[Dataset records]
# # # # #

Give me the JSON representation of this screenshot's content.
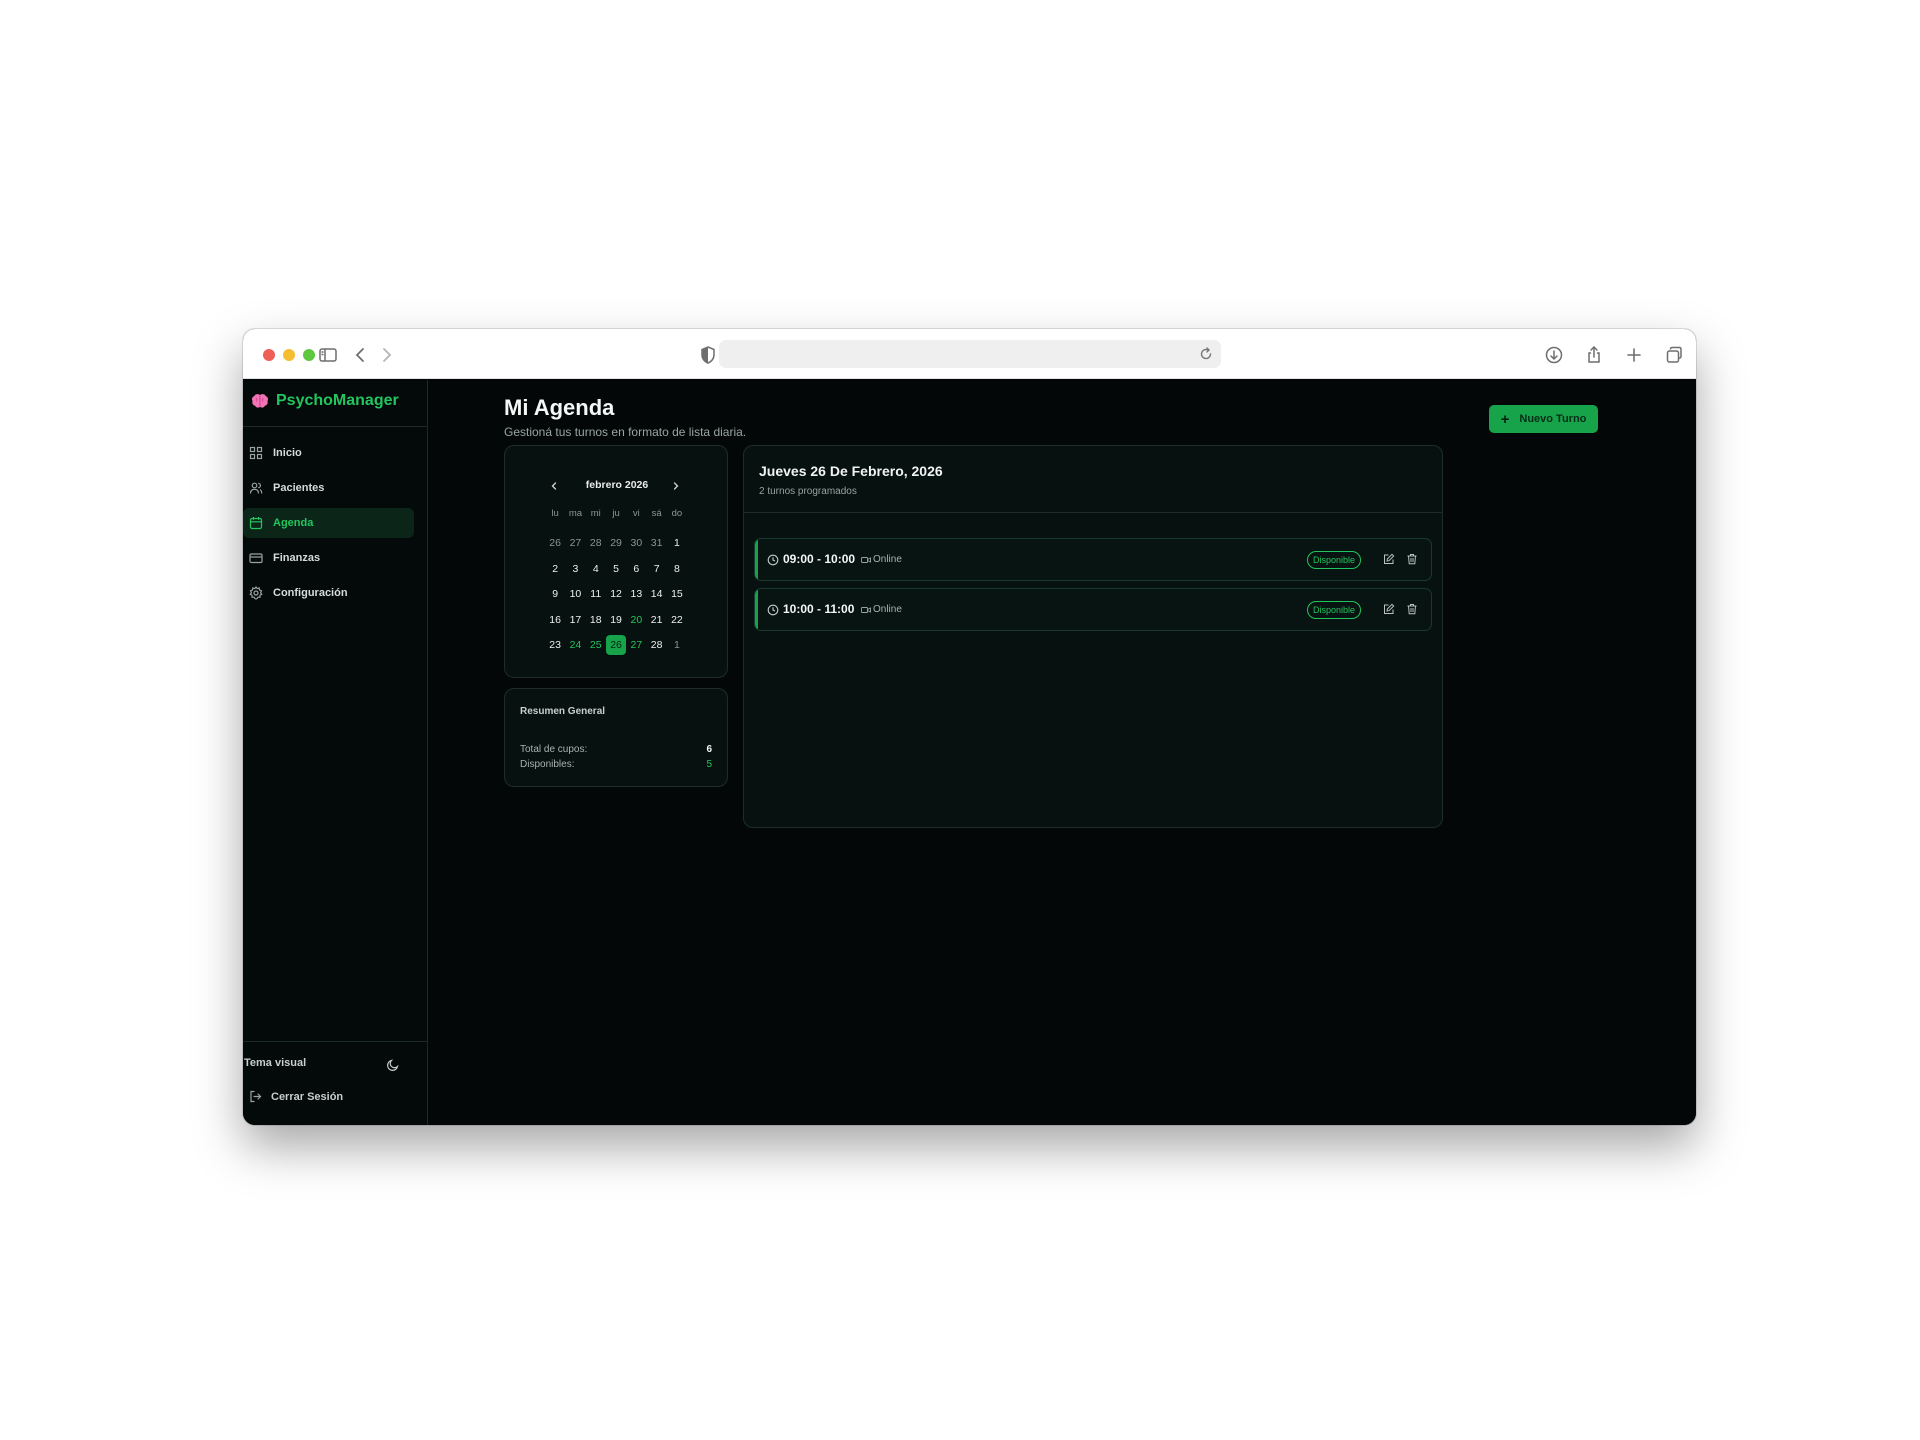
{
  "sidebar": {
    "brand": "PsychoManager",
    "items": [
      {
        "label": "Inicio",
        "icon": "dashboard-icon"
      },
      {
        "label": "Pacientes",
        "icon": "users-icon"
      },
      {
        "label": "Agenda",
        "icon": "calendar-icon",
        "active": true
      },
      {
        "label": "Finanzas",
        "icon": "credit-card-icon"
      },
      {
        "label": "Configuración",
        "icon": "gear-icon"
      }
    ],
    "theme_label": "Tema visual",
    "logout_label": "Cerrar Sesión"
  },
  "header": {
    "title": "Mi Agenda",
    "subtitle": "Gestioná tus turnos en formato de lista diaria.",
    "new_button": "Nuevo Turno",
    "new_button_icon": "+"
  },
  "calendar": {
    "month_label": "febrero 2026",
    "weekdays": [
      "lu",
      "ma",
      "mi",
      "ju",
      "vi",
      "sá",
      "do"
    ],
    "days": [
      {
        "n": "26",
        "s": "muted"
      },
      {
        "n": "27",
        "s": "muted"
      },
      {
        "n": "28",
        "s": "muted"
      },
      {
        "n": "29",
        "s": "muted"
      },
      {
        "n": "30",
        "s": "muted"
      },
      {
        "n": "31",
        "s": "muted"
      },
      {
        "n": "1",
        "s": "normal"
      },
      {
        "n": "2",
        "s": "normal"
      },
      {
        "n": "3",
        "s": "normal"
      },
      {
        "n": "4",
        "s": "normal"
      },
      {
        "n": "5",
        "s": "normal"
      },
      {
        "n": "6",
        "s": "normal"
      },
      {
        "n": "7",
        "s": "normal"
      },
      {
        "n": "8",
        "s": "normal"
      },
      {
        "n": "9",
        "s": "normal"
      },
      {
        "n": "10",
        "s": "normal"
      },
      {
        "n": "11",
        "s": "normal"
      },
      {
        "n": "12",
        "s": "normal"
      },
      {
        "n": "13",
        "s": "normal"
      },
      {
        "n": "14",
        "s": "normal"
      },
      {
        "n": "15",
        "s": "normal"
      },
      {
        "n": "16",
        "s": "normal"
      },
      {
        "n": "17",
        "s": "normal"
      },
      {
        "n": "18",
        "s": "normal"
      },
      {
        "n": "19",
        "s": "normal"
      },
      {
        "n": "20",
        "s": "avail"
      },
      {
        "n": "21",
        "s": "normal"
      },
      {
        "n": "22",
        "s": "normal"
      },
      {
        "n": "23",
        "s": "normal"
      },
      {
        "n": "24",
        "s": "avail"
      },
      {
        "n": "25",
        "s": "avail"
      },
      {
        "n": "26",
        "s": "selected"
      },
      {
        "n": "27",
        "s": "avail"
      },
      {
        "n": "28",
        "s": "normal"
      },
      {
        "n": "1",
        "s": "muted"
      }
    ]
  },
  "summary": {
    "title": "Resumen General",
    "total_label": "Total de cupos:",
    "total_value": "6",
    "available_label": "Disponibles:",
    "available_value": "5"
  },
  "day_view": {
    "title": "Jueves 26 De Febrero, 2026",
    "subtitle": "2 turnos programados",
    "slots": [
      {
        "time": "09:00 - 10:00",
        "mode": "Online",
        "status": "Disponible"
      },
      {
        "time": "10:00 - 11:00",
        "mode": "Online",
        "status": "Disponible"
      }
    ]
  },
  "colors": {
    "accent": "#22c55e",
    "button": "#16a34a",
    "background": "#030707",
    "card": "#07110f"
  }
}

# # # # #

PROBLEM TO SOLVE:
Report the number of lines in the entries above that include the word "turnos" and add nothing to it.

TASK RESULT:
2